WORKING DATA:

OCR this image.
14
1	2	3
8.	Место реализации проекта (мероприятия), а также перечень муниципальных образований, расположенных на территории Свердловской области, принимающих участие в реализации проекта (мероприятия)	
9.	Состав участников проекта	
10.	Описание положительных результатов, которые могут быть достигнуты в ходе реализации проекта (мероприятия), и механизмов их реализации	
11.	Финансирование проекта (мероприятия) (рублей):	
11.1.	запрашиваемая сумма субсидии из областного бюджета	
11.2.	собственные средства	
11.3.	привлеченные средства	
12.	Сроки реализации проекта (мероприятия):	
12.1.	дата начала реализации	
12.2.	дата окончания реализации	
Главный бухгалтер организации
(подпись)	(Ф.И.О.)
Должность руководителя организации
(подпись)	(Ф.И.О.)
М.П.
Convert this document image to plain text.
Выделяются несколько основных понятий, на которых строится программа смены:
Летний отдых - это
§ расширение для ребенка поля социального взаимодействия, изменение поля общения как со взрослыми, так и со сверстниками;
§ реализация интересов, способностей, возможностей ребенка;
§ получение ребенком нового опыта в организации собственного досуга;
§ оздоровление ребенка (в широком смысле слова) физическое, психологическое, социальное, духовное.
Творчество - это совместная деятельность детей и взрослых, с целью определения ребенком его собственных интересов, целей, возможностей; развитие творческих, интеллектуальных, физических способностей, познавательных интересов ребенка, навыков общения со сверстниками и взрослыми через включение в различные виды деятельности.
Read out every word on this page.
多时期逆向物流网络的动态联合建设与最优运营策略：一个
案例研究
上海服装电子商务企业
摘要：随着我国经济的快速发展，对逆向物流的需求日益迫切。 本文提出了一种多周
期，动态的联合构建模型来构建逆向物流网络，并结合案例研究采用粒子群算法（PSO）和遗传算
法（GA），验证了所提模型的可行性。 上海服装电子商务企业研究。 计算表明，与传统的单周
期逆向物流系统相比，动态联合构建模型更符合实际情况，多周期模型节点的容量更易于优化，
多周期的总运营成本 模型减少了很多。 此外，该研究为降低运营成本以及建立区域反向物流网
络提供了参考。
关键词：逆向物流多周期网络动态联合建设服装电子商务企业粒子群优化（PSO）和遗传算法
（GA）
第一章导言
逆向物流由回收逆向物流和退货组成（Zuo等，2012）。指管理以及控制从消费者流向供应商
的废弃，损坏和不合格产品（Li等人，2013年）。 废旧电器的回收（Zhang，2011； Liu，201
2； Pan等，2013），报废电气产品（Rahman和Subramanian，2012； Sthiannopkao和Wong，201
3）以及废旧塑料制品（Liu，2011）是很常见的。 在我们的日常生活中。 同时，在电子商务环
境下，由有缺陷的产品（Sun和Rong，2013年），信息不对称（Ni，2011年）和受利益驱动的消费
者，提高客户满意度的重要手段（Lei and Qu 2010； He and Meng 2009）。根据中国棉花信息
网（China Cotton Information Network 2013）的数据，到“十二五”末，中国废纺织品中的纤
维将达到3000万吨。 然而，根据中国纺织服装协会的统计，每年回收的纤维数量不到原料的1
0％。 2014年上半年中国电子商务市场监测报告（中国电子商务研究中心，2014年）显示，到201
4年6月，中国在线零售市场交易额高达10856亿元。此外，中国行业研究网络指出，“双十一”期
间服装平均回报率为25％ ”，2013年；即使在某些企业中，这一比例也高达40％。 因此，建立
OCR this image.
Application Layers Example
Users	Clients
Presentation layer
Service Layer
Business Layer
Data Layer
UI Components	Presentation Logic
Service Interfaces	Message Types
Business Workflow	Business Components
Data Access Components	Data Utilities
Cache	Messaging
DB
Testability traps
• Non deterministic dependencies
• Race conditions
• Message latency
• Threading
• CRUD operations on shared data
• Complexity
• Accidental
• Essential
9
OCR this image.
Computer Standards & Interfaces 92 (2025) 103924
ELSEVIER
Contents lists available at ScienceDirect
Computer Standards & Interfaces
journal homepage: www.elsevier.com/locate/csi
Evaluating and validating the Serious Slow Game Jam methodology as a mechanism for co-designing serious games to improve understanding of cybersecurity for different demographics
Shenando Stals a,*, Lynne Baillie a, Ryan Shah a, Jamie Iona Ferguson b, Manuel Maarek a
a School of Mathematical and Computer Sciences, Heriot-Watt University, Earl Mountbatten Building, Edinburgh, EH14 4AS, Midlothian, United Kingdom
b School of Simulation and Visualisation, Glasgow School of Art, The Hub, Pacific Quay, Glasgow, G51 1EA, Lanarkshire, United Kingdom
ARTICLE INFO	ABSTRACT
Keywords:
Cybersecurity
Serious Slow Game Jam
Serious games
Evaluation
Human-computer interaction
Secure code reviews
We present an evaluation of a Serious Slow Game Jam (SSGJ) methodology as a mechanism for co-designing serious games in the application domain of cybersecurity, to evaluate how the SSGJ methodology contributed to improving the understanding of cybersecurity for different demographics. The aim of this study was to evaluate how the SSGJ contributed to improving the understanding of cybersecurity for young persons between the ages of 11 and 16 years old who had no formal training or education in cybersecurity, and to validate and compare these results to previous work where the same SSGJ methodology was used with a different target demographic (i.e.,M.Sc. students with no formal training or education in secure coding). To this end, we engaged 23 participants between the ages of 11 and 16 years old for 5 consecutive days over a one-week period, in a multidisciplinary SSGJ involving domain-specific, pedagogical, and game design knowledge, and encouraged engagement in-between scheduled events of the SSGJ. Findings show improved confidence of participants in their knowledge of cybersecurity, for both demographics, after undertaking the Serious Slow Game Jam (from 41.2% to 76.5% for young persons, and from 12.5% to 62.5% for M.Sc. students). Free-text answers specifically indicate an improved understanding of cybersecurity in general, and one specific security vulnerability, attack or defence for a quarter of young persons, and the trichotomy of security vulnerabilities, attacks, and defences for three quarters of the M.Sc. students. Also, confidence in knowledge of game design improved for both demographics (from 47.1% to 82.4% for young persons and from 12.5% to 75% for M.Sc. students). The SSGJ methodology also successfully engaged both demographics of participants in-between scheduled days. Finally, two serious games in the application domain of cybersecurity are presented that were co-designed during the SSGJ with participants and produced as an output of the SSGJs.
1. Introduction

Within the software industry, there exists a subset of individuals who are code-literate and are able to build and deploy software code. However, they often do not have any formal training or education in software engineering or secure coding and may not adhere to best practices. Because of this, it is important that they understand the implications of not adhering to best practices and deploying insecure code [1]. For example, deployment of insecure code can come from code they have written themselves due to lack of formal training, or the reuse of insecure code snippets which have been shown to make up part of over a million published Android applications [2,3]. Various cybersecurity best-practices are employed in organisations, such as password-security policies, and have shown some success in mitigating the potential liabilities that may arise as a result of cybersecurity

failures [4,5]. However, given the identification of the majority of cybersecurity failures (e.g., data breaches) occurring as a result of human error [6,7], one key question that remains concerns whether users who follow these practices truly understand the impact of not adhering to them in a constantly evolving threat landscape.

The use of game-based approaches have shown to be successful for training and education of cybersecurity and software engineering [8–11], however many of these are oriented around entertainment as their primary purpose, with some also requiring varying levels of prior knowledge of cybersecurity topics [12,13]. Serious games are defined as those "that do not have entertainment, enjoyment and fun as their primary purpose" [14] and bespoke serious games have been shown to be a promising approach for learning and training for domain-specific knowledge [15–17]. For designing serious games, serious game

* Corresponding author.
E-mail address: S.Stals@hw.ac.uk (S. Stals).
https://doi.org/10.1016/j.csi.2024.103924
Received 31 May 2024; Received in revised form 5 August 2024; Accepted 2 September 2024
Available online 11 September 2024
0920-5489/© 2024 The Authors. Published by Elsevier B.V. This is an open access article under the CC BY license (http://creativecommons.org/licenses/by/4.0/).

WHAT THE TASK REQUIRES:
Take every line from the data that contains the word "дата".

THE RESULT:
12.1.	дата начала реализации	
12.2.	дата окончания реализации	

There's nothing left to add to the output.